Start ENTRIES PROVIDED

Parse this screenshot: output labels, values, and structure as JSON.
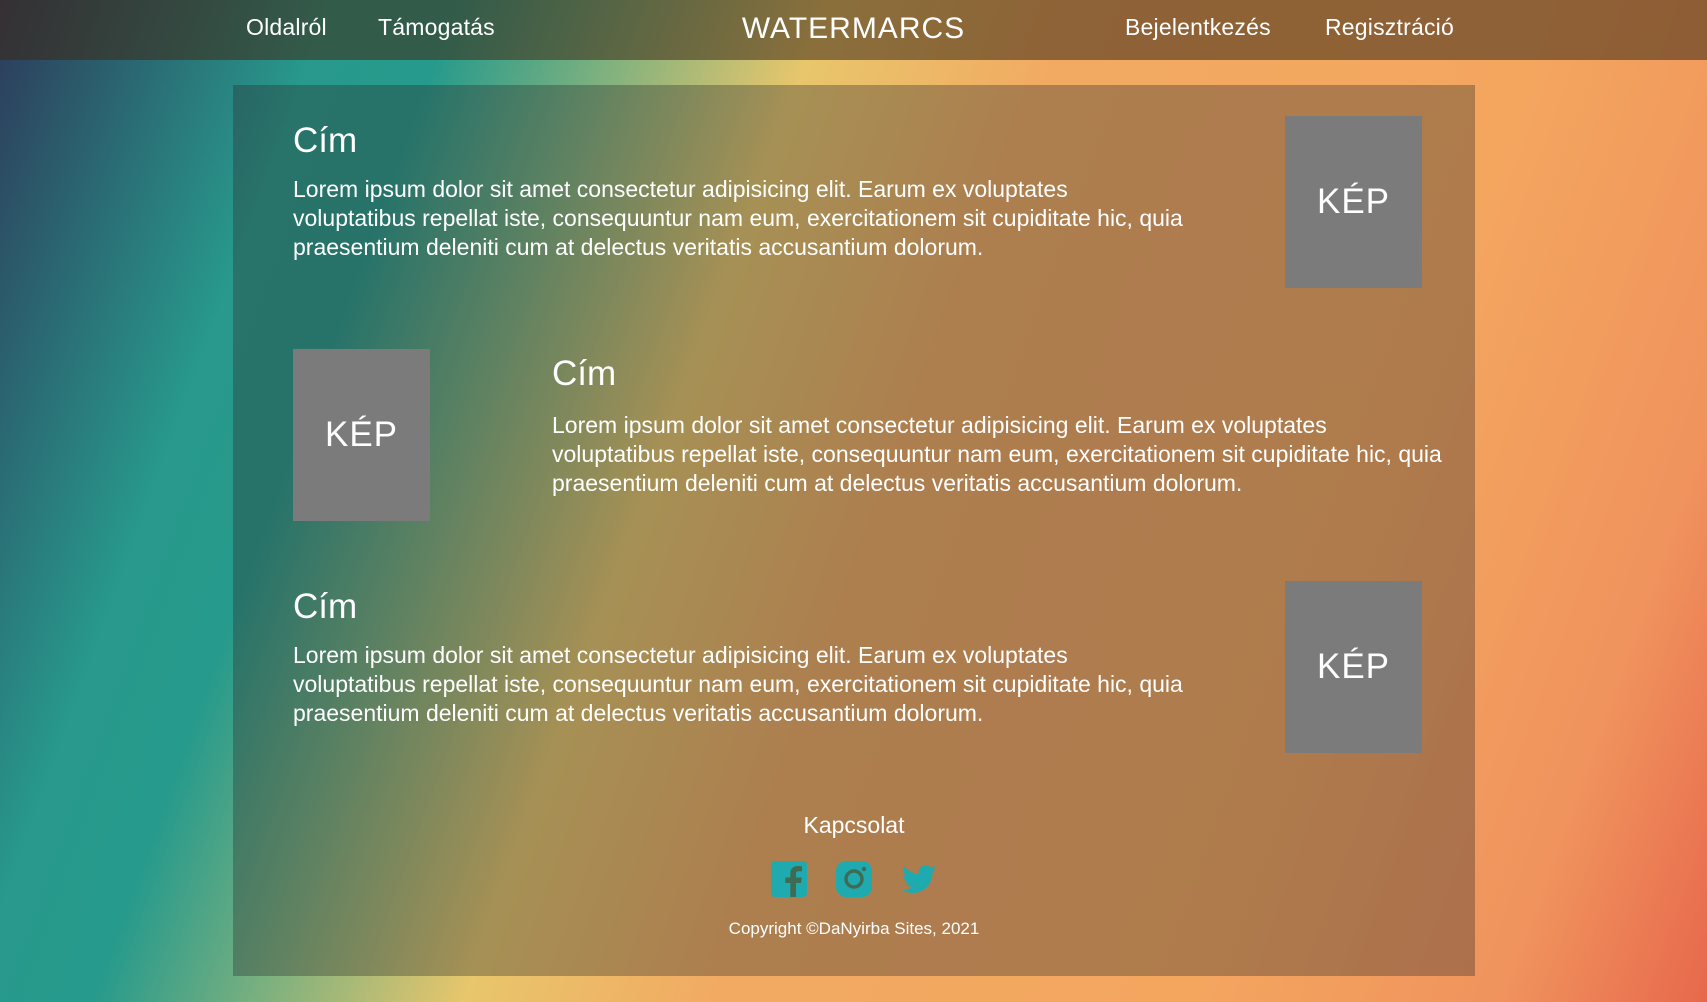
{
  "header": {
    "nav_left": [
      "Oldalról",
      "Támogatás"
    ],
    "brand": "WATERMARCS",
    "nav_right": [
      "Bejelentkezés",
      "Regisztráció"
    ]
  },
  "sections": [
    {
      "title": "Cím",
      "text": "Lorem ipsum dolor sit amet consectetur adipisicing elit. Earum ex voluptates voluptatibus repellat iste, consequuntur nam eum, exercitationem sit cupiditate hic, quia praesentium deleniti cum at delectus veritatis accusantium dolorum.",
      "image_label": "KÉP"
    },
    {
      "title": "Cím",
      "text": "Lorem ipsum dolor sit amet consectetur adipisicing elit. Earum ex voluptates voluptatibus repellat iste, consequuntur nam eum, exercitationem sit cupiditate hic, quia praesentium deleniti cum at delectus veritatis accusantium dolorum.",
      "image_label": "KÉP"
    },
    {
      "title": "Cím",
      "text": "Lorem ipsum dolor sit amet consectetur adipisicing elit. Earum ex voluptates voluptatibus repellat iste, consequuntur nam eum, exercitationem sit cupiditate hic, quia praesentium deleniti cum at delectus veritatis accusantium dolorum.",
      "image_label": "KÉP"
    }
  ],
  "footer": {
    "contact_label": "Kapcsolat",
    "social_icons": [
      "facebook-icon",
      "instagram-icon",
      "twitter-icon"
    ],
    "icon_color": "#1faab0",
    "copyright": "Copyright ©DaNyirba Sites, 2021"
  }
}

End ENTRIES PROVIDED
Start ENTRIES PROVIDED

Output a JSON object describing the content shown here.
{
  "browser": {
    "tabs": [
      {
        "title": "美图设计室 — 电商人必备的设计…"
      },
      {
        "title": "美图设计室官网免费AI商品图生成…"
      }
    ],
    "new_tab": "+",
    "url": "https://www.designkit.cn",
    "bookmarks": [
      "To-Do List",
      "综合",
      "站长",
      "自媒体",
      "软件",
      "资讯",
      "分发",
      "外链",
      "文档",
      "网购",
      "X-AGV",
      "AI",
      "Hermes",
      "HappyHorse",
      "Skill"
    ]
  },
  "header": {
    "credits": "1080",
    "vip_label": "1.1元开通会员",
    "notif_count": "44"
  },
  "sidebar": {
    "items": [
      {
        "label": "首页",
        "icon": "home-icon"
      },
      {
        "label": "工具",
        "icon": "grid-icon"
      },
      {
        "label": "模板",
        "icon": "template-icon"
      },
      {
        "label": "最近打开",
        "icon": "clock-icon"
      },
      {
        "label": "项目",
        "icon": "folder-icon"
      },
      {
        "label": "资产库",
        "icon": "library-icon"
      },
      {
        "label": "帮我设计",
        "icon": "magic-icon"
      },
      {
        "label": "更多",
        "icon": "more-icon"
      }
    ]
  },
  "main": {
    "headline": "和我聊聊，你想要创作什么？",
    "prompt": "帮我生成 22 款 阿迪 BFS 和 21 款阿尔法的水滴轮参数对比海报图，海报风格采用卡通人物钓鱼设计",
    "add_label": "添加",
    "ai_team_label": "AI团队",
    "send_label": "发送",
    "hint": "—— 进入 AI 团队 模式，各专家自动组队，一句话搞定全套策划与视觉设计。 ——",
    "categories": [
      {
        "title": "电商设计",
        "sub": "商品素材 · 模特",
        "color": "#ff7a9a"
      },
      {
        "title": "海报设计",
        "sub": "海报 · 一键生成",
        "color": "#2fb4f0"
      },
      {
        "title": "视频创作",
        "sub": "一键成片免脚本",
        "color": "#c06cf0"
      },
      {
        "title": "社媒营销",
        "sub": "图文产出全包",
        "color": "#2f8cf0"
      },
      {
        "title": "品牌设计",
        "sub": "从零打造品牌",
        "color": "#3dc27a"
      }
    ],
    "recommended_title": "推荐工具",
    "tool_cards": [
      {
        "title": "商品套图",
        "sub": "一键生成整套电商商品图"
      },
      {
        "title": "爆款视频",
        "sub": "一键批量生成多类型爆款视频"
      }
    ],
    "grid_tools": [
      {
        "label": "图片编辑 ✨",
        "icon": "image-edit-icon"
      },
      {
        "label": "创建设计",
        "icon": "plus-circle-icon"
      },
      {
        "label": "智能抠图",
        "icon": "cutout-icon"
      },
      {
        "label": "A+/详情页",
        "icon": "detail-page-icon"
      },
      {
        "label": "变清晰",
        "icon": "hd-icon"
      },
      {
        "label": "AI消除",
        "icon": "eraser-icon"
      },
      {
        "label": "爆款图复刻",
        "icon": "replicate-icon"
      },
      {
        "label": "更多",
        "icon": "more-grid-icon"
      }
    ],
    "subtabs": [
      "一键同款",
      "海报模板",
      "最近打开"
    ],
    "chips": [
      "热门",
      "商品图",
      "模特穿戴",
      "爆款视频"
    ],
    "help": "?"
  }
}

End ENTRIES PROVIDED
Start ENTRIES PROVIDED

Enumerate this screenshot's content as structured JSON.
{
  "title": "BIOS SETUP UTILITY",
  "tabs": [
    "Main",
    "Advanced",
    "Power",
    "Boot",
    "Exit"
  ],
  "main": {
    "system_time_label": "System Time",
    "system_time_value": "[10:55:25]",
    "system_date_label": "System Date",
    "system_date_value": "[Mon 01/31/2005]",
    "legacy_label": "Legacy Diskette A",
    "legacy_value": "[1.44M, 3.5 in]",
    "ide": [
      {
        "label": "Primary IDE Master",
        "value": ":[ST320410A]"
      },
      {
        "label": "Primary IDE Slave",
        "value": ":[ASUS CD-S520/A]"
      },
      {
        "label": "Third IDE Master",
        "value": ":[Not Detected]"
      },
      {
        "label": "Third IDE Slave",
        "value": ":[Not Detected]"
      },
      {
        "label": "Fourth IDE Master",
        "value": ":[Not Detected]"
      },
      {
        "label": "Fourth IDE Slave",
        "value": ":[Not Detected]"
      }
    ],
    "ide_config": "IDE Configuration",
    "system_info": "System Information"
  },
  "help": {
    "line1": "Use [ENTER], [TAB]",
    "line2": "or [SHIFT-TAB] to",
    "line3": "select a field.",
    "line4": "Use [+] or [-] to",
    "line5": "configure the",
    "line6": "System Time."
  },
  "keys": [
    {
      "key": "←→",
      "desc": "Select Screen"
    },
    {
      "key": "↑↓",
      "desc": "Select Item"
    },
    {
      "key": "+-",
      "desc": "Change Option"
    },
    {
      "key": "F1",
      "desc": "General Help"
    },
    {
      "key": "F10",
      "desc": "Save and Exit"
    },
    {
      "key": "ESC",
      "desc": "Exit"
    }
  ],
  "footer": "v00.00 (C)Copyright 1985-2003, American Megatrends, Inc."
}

End ENTRIES PROVIDED

* [PROBLEM]:
Where a line of the data holds "this", show that line.

* [FINISHED TASK]:
Parse this screenshot: output labels, values, and structure as JSON.
Enumerate this screenshot's content as structured JSON.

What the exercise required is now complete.